→ Goal of the exercise
Without omitting anything, retype the data that follows.

:: Stored records

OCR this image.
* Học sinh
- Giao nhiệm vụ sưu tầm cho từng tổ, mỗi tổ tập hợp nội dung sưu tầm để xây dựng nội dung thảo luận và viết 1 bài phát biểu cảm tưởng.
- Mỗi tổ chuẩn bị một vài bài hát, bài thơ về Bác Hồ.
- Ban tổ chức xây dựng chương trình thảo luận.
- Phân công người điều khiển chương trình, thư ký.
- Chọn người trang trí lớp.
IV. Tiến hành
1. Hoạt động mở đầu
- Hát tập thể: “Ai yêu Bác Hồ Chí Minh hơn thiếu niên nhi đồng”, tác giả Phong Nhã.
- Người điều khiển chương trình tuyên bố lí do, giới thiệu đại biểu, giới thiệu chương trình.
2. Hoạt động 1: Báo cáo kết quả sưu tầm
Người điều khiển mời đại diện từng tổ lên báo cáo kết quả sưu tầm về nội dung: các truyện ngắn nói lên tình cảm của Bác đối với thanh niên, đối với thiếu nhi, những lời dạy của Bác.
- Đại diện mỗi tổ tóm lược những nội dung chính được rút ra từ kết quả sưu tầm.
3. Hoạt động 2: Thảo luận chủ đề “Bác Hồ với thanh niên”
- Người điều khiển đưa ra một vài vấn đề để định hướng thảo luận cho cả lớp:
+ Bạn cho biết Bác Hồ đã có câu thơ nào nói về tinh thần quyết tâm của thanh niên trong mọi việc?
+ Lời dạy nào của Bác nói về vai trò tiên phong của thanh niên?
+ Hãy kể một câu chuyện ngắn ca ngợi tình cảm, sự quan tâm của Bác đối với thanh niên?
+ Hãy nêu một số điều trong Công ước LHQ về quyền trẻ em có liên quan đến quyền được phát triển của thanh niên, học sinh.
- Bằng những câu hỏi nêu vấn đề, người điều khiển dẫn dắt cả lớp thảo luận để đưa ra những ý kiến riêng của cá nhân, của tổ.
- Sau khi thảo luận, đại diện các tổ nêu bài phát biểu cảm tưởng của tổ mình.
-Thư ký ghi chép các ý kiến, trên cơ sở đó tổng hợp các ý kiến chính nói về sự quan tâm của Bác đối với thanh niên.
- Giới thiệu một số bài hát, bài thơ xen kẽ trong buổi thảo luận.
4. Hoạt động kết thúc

::::

→ Written answer
OCR this image.
* Học sinh
- Giao nhiệm vụ sưu tầm cho từng tổ, mỗi tổ tập hợp nội dung sưu tầm để xây dựng nội dung thảo luận và viết 1 bài phát biểu cảm tưởng.
- Mỗi tổ chuẩn bị một vài bài hát, bài thơ về Bác Hồ.
- Ban tổ chức xây dựng chương trình thảo luận.
- Phân công người điều khiển chương trình, thư ký.
- Chọn người trang trí lớp.
IV. Tiến hành
1. Hoạt động mở đầu
- Hát tập thể: “Ai yêu Bác Hồ Chí Minh hơn thiếu niên nhi đồng”, tác giả Phong Nhã.
- Người điều khiển chương trình tuyên bố lí do, giới thiệu đại biểu, giới thiệu chương trình.
2. Hoạt động 1: Báo cáo kết quả sưu tầm
Người điều khiển mời đại diện từng tổ lên báo cáo kết quả sưu tầm về nội dung: các truyện ngắn nói lên tình cảm của Bác đối với thanh niên, đối với thiếu nhi, những lời dạy của Bác.
- Đại diện mỗi tổ tóm lược những nội dung chính được rút ra từ kết quả sưu tầm.
3. Hoạt động 2: Thảo luận chủ đề “Bác Hồ với thanh niên”
- Người điều khiển đưa ra một vài vấn đề để định hướng thảo luận cho cả lớp:
+ Bạn cho biết Bác Hồ đã có câu thơ nào nói về tinh thần quyết tâm của thanh niên trong mọi việc?
+ Lời dạy nào của Bác nói về vai trò tiên phong của thanh niên?
+ Hãy kể một câu chuyện ngắn ca ngợi tình cảm, sự quan tâm của Bác đối với thanh niên?
+ Hãy nêu một số điều trong Công ước LHQ về quyền trẻ em có liên quan đến quyền được phát triển của thanh niên, học sinh.
- Bằng những câu hỏi nêu vấn đề, người điều khiển dẫn dắt cả lớp thảo luận để đưa ra những ý kiến riêng của cá nhân, của tổ.
- Sau khi thảo luận, đại diện các tổ nêu bài phát biểu cảm tưởng của tổ mình.
-Thư ký ghi chép các ý kiến, trên cơ sở đó tổng hợp các ý kiến chính nói về sự quan tâm của Bác đối với thanh niên.
- Giới thiệu một số bài hát, bài thơ xen kẽ trong buổi thảo luận.
4. Hoạt động kết thúc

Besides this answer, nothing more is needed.